*MATERIAL FOR THIS TASK*.
####
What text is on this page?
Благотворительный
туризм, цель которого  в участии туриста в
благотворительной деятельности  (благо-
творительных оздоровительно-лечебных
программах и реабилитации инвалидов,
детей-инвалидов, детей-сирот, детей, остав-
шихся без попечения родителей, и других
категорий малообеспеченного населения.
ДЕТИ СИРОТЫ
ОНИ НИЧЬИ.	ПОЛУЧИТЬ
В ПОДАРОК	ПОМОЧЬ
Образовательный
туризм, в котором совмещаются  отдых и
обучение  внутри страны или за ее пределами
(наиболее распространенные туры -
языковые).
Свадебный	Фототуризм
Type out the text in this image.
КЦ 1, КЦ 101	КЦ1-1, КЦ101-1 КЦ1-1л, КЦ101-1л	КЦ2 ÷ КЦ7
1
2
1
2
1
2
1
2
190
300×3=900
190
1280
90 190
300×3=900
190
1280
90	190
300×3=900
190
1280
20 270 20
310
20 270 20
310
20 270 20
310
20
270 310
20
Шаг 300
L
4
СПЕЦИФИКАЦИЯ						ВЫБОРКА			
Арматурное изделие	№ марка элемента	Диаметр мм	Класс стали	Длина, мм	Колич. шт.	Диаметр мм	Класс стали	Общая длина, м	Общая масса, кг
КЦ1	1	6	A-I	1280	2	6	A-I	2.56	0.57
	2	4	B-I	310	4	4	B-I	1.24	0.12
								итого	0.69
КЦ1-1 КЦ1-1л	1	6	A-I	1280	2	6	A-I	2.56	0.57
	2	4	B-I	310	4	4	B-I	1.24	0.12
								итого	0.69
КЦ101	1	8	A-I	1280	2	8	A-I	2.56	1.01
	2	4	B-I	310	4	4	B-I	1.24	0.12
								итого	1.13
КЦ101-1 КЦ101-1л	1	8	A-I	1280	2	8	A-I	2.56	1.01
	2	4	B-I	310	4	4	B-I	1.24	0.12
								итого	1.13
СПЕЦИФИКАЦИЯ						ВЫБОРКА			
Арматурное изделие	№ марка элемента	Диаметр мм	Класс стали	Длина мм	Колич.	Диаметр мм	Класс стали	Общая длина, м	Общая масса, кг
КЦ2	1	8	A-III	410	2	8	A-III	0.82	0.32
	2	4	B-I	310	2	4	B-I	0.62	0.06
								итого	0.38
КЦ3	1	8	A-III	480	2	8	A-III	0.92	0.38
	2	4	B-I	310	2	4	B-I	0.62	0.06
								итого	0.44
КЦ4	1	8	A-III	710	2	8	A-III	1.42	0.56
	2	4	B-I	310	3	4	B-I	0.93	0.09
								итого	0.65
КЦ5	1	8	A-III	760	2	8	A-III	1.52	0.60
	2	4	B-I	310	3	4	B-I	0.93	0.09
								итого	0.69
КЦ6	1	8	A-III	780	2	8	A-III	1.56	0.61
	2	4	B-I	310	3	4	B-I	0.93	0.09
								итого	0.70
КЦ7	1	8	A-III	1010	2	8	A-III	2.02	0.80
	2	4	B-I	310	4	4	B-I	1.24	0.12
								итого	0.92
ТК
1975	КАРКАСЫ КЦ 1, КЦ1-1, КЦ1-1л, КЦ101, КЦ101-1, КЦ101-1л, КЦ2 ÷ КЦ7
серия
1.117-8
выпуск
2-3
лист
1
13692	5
####
*DIRECTIVE*. Return each entry from the material above exactly as it appears.

*SOLUTION BELOW*.
What text is on this page?
Благотворительный
туризм, цель которого  в участии туриста в
благотворительной деятельности  (благо-
творительных оздоровительно-лечебных
программах и реабилитации инвалидов,
детей-инвалидов, детей-сирот, детей, остав-
шихся без попечения родителей, и других
категорий малообеспеченного населения.
ДЕТИ СИРОТЫ
ОНИ НИЧЬИ.	ПОЛУЧИТЬ
В ПОДАРОК	ПОМОЧЬ
Образовательный
туризм, в котором совмещаются  отдых и
обучение  внутри страны или за ее пределами
(наиболее распространенные туры -
языковые).
Свадебный	Фототуризм
Type out the text in this image.
КЦ 1, КЦ 101	КЦ1-1, КЦ101-1 КЦ1-1л, КЦ101-1л	КЦ2 ÷ КЦ7
1
2
1
2
1
2
1
2
190
300×3=900
190
1280
90 190
300×3=900
190
1280
90	190
300×3=900
190
1280
20 270 20
310
20 270 20
310
20 270 20
310
20
270 310
20
Шаг 300
L
4
СПЕЦИФИКАЦИЯ						ВЫБОРКА			
Арматурное изделие	№ марка элемента	Диаметр мм	Класс стали	Длина, мм	Колич. шт.	Диаметр мм	Класс стали	Общая длина, м	Общая масса, кг
КЦ1	1	6	A-I	1280	2	6	A-I	2.56	0.57
	2	4	B-I	310	4	4	B-I	1.24	0.12
								итого	0.69
КЦ1-1 КЦ1-1л	1	6	A-I	1280	2	6	A-I	2.56	0.57
	2	4	B-I	310	4	4	B-I	1.24	0.12
								итого	0.69
КЦ101	1	8	A-I	1280	2	8	A-I	2.56	1.01
	2	4	B-I	310	4	4	B-I	1.24	0.12
								итого	1.13
КЦ101-1 КЦ101-1л	1	8	A-I	1280	2	8	A-I	2.56	1.01
	2	4	B-I	310	4	4	B-I	1.24	0.12
								итого	1.13
СПЕЦИФИКАЦИЯ						ВЫБОРКА			
Арматурное изделие	№ марка элемента	Диаметр мм	Класс стали	Длина мм	Колич.	Диаметр мм	Класс стали	Общая длина, м	Общая масса, кг
КЦ2	1	8	A-III	410	2	8	A-III	0.82	0.32
	2	4	B-I	310	2	4	B-I	0.62	0.06
								итого	0.38
КЦ3	1	8	A-III	480	2	8	A-III	0.92	0.38
	2	4	B-I	310	2	4	B-I	0.62	0.06
								итого	0.44
КЦ4	1	8	A-III	710	2	8	A-III	1.42	0.56
	2	4	B-I	310	3	4	B-I	0.93	0.09
								итого	0.65
КЦ5	1	8	A-III	760	2	8	A-III	1.52	0.60
	2	4	B-I	310	3	4	B-I	0.93	0.09
								итого	0.69
КЦ6	1	8	A-III	780	2	8	A-III	1.56	0.61
	2	4	B-I	310	3	4	B-I	0.93	0.09
								итого	0.70
КЦ7	1	8	A-III	1010	2	8	A-III	2.02	0.80
	2	4	B-I	310	4	4	B-I	1.24	0.12
								итого	0.92
ТК
1975	КАРКАСЫ КЦ 1, КЦ1-1, КЦ1-1л, КЦ101, КЦ101-1, КЦ101-1л, КЦ2 ÷ КЦ7
серия
1.117-8
выпуск
2-3
лист
1
13692	5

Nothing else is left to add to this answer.